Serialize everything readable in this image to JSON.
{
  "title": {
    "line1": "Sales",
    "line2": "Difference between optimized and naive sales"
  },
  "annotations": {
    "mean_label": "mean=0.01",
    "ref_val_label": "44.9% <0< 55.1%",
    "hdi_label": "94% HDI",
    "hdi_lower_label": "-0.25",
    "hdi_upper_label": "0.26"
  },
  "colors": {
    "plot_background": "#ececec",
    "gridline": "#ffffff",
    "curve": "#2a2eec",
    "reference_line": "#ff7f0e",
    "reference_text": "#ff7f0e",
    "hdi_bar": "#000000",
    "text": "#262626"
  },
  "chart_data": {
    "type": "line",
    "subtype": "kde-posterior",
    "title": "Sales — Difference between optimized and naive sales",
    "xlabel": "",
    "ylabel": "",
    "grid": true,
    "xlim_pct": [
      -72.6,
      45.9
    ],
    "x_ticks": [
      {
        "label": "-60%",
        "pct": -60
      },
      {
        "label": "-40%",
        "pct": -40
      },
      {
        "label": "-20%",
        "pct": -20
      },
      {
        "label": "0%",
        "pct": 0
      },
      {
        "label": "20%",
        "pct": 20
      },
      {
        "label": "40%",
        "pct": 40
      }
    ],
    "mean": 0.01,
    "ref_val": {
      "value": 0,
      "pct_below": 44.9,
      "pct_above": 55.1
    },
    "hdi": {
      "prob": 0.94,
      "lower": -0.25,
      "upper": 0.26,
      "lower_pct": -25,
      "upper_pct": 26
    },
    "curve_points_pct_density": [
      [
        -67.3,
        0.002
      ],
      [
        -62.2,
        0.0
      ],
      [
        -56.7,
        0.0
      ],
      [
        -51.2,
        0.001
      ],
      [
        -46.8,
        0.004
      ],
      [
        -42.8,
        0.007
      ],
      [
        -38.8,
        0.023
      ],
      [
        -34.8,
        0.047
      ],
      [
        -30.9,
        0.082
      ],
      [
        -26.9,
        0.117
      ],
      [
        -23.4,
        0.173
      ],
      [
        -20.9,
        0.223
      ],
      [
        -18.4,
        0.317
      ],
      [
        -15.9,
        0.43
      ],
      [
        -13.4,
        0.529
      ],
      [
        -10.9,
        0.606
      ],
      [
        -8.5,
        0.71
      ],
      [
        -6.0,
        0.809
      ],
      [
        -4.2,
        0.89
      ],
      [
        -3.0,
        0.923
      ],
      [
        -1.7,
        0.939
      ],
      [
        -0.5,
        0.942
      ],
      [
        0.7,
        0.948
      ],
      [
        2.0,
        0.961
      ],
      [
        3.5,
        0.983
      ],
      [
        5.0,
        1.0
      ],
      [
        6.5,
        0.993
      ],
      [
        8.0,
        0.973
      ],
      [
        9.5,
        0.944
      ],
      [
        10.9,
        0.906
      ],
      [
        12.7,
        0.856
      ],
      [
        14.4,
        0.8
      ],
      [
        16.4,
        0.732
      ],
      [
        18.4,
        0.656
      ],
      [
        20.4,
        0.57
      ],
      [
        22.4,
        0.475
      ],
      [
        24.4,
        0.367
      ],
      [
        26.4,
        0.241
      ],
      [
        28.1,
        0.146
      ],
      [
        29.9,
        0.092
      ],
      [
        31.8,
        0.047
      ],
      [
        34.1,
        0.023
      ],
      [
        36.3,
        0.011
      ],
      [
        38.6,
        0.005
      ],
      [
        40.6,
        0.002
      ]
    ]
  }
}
**********
Goal:
How many lines in the data contain the string "naive"? Respond with the number only.

Solved exercise:
2